● **WHAT THE EXERCISE ASKS**: Copy the data precisely, keeping every character.

─── DATA FOR THIS EXERCISE

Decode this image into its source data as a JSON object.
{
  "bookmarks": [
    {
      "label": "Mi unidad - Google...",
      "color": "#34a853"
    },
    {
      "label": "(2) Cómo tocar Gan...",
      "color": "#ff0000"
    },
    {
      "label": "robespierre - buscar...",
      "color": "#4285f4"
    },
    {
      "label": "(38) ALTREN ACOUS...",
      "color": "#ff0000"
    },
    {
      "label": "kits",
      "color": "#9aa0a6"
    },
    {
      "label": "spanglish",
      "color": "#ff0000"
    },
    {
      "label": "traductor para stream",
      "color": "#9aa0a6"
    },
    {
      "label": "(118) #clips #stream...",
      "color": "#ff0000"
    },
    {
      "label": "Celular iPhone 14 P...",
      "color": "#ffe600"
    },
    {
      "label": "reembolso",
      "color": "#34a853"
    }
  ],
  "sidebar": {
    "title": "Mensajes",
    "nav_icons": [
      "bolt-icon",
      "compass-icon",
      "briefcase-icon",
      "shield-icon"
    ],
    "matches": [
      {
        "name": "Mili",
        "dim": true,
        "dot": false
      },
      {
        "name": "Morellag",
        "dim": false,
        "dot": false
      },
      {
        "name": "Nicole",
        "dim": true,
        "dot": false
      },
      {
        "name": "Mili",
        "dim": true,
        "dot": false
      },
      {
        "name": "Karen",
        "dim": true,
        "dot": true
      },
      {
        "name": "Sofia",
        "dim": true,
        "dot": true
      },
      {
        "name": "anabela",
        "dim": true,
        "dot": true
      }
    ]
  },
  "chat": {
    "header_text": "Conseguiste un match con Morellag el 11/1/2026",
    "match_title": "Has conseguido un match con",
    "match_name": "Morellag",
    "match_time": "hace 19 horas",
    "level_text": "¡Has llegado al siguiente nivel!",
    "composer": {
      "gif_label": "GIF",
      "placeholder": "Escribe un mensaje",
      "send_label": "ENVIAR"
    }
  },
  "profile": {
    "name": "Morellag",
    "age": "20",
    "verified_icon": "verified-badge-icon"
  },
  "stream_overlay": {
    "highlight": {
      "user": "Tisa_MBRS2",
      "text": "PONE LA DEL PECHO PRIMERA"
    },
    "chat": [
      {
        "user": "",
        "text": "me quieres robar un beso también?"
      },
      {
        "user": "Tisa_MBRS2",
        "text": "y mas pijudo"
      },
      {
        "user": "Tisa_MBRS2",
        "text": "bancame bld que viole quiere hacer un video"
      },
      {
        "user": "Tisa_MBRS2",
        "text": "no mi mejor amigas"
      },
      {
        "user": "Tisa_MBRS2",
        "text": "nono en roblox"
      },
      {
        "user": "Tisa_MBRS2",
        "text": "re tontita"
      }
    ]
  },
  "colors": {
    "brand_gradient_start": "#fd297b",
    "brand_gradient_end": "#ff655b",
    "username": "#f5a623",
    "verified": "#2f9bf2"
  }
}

──────

● **ANSWER BELOW**:
Decode this image into its source data as a JSON object.
{
  "bookmarks": [
    {
      "label": "Mi unidad - Google...",
      "color": "#34a853"
    },
    {
      "label": "(2) Cómo tocar Gan...",
      "color": "#ff0000"
    },
    {
      "label": "robespierre - buscar...",
      "color": "#4285f4"
    },
    {
      "label": "(38) ALTREN ACOUS...",
      "color": "#ff0000"
    },
    {
      "label": "kits",
      "color": "#9aa0a6"
    },
    {
      "label": "spanglish",
      "color": "#ff0000"
    },
    {
      "label": "traductor para stream",
      "color": "#9aa0a6"
    },
    {
      "label": "(118) #clips #stream...",
      "color": "#ff0000"
    },
    {
      "label": "Celular iPhone 14 P...",
      "color": "#ffe600"
    },
    {
      "label": "reembolso",
      "color": "#34a853"
    }
  ],
  "sidebar": {
    "title": "Mensajes",
    "nav_icons": [
      "bolt-icon",
      "compass-icon",
      "briefcase-icon",
      "shield-icon"
    ],
    "matches": [
      {
        "name": "Mili",
        "dim": true,
        "dot": false
      },
      {
        "name": "Morellag",
        "dim": false,
        "dot": false
      },
      {
        "name": "Nicole",
        "dim": true,
        "dot": false
      },
      {
        "name": "Mili",
        "dim": true,
        "dot": false
      },
      {
        "name": "Karen",
        "dim": true,
        "dot": true
      },
      {
        "name": "Sofia",
        "dim": true,
        "dot": true
      },
      {
        "name": "anabela",
        "dim": true,
        "dot": true
      }
    ]
  },
  "chat": {
    "header_text": "Conseguiste un match con Morellag el 11/1/2026",
    "match_title": "Has conseguido un match con",
    "match_name": "Morellag",
    "match_time": "hace 19 horas",
    "level_text": "¡Has llegado al siguiente nivel!",
    "composer": {
      "gif_label": "GIF",
      "placeholder": "Escribe un mensaje",
      "send_label": "ENVIAR"
    }
  },
  "profile": {
    "name": "Morellag",
    "age": "20",
    "verified_icon": "verified-badge-icon"
  },
  "stream_overlay": {
    "highlight": {
      "user": "Tisa_MBRS2",
      "text": "PONE LA DEL PECHO PRIMERA"
    },
    "chat": [
      {
        "user": "",
        "text": "me quieres robar un beso también?"
      },
      {
        "user": "Tisa_MBRS2",
        "text": "y mas pijudo"
      },
      {
        "user": "Tisa_MBRS2",
        "text": "bancame bld que viole quiere hacer un video"
      },
      {
        "user": "Tisa_MBRS2",
        "text": "no mi mejor amigas"
      },
      {
        "user": "Tisa_MBRS2",
        "text": "nono en roblox"
      },
      {
        "user": "Tisa_MBRS2",
        "text": "re tontita"
      }
    ]
  },
  "colors": {
    "brand_gradient_start": "#fd297b",
    "brand_gradient_end": "#ff655b",
    "username": "#f5a623",
    "verified": "#2f9bf2"
  }
}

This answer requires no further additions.